Each entry below is to be transcribed exactly.

**ENTRIES:**
+++++
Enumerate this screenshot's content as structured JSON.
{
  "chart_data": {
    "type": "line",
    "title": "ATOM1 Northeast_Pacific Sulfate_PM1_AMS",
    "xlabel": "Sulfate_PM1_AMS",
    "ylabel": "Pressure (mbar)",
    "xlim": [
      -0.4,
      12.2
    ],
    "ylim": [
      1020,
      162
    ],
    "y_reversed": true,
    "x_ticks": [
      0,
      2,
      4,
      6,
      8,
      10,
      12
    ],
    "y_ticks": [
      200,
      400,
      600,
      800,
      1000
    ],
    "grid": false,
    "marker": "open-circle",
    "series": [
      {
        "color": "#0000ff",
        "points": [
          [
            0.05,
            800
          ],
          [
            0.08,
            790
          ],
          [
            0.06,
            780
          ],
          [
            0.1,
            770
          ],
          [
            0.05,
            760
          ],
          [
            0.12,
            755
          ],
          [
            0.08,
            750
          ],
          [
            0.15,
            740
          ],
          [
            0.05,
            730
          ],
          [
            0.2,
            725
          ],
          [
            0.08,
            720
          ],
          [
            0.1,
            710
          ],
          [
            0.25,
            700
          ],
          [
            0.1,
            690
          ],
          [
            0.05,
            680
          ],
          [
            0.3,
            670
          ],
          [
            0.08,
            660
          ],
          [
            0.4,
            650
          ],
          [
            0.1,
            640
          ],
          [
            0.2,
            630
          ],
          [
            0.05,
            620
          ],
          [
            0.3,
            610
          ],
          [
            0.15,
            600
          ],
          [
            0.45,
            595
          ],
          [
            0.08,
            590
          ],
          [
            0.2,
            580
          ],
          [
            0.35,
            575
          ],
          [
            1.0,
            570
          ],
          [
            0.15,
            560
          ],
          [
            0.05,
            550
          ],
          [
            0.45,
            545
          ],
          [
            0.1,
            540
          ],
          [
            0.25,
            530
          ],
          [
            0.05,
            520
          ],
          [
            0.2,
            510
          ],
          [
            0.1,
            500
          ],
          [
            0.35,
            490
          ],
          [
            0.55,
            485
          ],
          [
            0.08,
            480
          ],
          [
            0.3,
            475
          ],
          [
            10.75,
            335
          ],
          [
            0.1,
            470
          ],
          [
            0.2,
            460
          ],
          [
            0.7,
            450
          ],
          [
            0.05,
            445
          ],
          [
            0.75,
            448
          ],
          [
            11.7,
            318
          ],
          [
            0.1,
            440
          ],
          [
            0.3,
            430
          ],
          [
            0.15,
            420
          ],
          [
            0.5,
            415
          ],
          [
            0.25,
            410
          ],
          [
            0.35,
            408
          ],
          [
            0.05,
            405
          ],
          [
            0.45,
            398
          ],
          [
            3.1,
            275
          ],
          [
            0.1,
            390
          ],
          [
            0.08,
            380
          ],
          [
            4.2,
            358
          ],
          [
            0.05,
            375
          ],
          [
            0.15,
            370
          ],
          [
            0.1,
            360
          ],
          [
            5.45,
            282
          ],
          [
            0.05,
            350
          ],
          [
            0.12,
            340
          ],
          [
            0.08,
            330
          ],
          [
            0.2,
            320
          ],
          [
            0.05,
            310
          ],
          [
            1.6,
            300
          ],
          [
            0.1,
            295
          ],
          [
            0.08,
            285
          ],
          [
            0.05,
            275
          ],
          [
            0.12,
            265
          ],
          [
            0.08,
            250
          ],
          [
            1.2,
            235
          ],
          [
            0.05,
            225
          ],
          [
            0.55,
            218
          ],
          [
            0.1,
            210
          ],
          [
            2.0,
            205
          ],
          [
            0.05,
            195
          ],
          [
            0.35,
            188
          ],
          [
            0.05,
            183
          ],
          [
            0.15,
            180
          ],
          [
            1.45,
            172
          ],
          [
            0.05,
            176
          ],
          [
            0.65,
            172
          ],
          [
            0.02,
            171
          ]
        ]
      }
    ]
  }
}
+++++
**ANSWER TO THIS EXERCISE:**
Enumerate this screenshot's content as structured JSON.
{
  "chart_data": {
    "type": "line",
    "title": "ATOM1 Northeast_Pacific Sulfate_PM1_AMS",
    "xlabel": "Sulfate_PM1_AMS",
    "ylabel": "Pressure (mbar)",
    "xlim": [
      -0.4,
      12.2
    ],
    "ylim": [
      1020,
      162
    ],
    "y_reversed": true,
    "x_ticks": [
      0,
      2,
      4,
      6,
      8,
      10,
      12
    ],
    "y_ticks": [
      200,
      400,
      600,
      800,
      1000
    ],
    "grid": false,
    "marker": "open-circle",
    "series": [
      {
        "color": "#0000ff",
        "points": [
          [
            0.05,
            800
          ],
          [
            0.08,
            790
          ],
          [
            0.06,
            780
          ],
          [
            0.1,
            770
          ],
          [
            0.05,
            760
          ],
          [
            0.12,
            755
          ],
          [
            0.08,
            750
          ],
          [
            0.15,
            740
          ],
          [
            0.05,
            730
          ],
          [
            0.2,
            725
          ],
          [
            0.08,
            720
          ],
          [
            0.1,
            710
          ],
          [
            0.25,
            700
          ],
          [
            0.1,
            690
          ],
          [
            0.05,
            680
          ],
          [
            0.3,
            670
          ],
          [
            0.08,
            660
          ],
          [
            0.4,
            650
          ],
          [
            0.1,
            640
          ],
          [
            0.2,
            630
          ],
          [
            0.05,
            620
          ],
          [
            0.3,
            610
          ],
          [
            0.15,
            600
          ],
          [
            0.45,
            595
          ],
          [
            0.08,
            590
          ],
          [
            0.2,
            580
          ],
          [
            0.35,
            575
          ],
          [
            1.0,
            570
          ],
          [
            0.15,
            560
          ],
          [
            0.05,
            550
          ],
          [
            0.45,
            545
          ],
          [
            0.1,
            540
          ],
          [
            0.25,
            530
          ],
          [
            0.05,
            520
          ],
          [
            0.2,
            510
          ],
          [
            0.1,
            500
          ],
          [
            0.35,
            490
          ],
          [
            0.55,
            485
          ],
          [
            0.08,
            480
          ],
          [
            0.3,
            475
          ],
          [
            10.75,
            335
          ],
          [
            0.1,
            470
          ],
          [
            0.2,
            460
          ],
          [
            0.7,
            450
          ],
          [
            0.05,
            445
          ],
          [
            0.75,
            448
          ],
          [
            11.7,
            318
          ],
          [
            0.1,
            440
          ],
          [
            0.3,
            430
          ],
          [
            0.15,
            420
          ],
          [
            0.5,
            415
          ],
          [
            0.25,
            410
          ],
          [
            0.35,
            408
          ],
          [
            0.05,
            405
          ],
          [
            0.45,
            398
          ],
          [
            3.1,
            275
          ],
          [
            0.1,
            390
          ],
          [
            0.08,
            380
          ],
          [
            4.2,
            358
          ],
          [
            0.05,
            375
          ],
          [
            0.15,
            370
          ],
          [
            0.1,
            360
          ],
          [
            5.45,
            282
          ],
          [
            0.05,
            350
          ],
          [
            0.12,
            340
          ],
          [
            0.08,
            330
          ],
          [
            0.2,
            320
          ],
          [
            0.05,
            310
          ],
          [
            1.6,
            300
          ],
          [
            0.1,
            295
          ],
          [
            0.08,
            285
          ],
          [
            0.05,
            275
          ],
          [
            0.12,
            265
          ],
          [
            0.08,
            250
          ],
          [
            1.2,
            235
          ],
          [
            0.05,
            225
          ],
          [
            0.55,
            218
          ],
          [
            0.1,
            210
          ],
          [
            2.0,
            205
          ],
          [
            0.05,
            195
          ],
          [
            0.35,
            188
          ],
          [
            0.05,
            183
          ],
          [
            0.15,
            180
          ],
          [
            1.45,
            172
          ],
          [
            0.05,
            176
          ],
          [
            0.65,
            172
          ],
          [
            0.02,
            171
          ]
        ]
      }
    ]
  }
}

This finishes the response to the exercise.